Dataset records

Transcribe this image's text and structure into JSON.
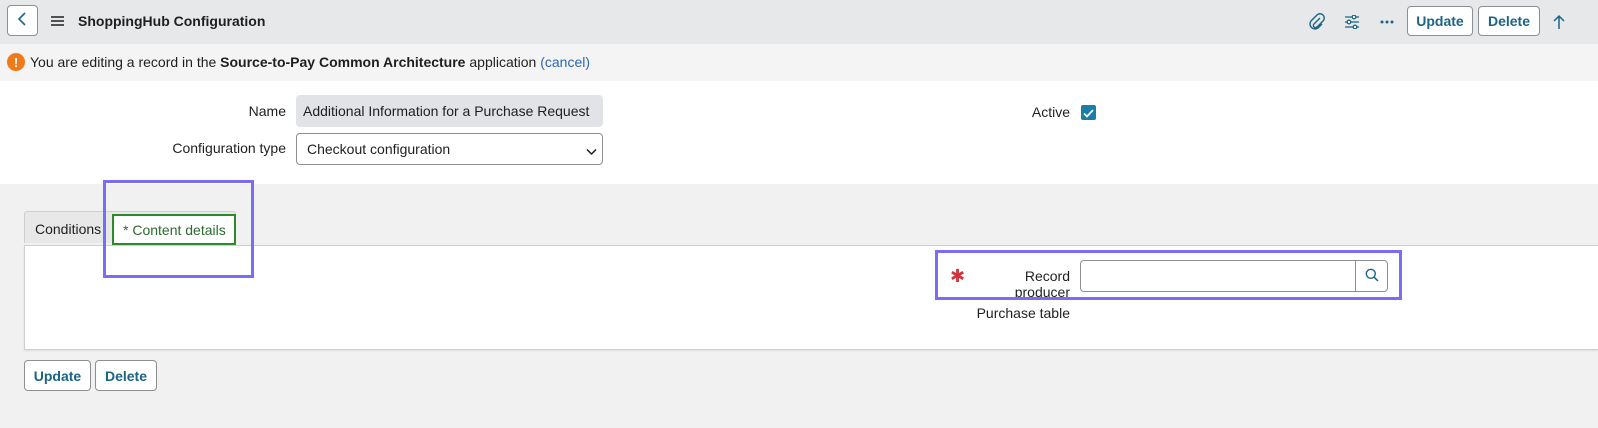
{
  "header": {
    "title": "ShoppingHub Configuration",
    "update_label": "Update",
    "delete_label": "Delete"
  },
  "banner": {
    "prefix": "You are editing a record in the ",
    "app_name": "Source-to-Pay Common Architecture",
    "suffix": " application ",
    "cancel_link": "(cancel)"
  },
  "form": {
    "name_label": "Name",
    "name_value": "Additional Information for a Purchase Request",
    "config_type_label": "Configuration type",
    "config_type_value": "Checkout configuration",
    "active_label": "Active",
    "active_checked": true
  },
  "tabs": [
    {
      "label": "Conditions"
    },
    {
      "label": "* Content details"
    }
  ],
  "content_details": {
    "required_marker": "✱",
    "record_producer_label": "Record producer",
    "record_producer_value": "",
    "purchase_table_label": "Purchase table"
  },
  "footer": {
    "update_label": "Update",
    "delete_label": "Delete"
  },
  "colors": {
    "accent": "#1b6483",
    "highlight": "#7b6cf6",
    "active_tab_border": "#2c8a2c",
    "warning": "#f07a1a",
    "required": "#d1333c"
  }
}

*PROMPT*: Output a faithful copy of the data, with each picture left out.

*SOLUTION TO THIS TASK*:
Transcribe this image's text and structure into JSON.
{
  "header": {
    "title": "ShoppingHub Configuration",
    "update_label": "Update",
    "delete_label": "Delete"
  },
  "banner": {
    "prefix": "You are editing a record in the ",
    "app_name": "Source-to-Pay Common Architecture",
    "suffix": " application ",
    "cancel_link": "(cancel)"
  },
  "form": {
    "name_label": "Name",
    "name_value": "Additional Information for a Purchase Request",
    "config_type_label": "Configuration type",
    "config_type_value": "Checkout configuration",
    "active_label": "Active",
    "active_checked": true
  },
  "tabs": [
    {
      "label": "Conditions"
    },
    {
      "label": "* Content details"
    }
  ],
  "content_details": {
    "required_marker": "✱",
    "record_producer_label": "Record producer",
    "record_producer_value": "",
    "purchase_table_label": "Purchase table"
  },
  "footer": {
    "update_label": "Update",
    "delete_label": "Delete"
  },
  "colors": {
    "accent": "#1b6483",
    "highlight": "#7b6cf6",
    "active_tab_border": "#2c8a2c",
    "warning": "#f07a1a",
    "required": "#d1333c"
  }
}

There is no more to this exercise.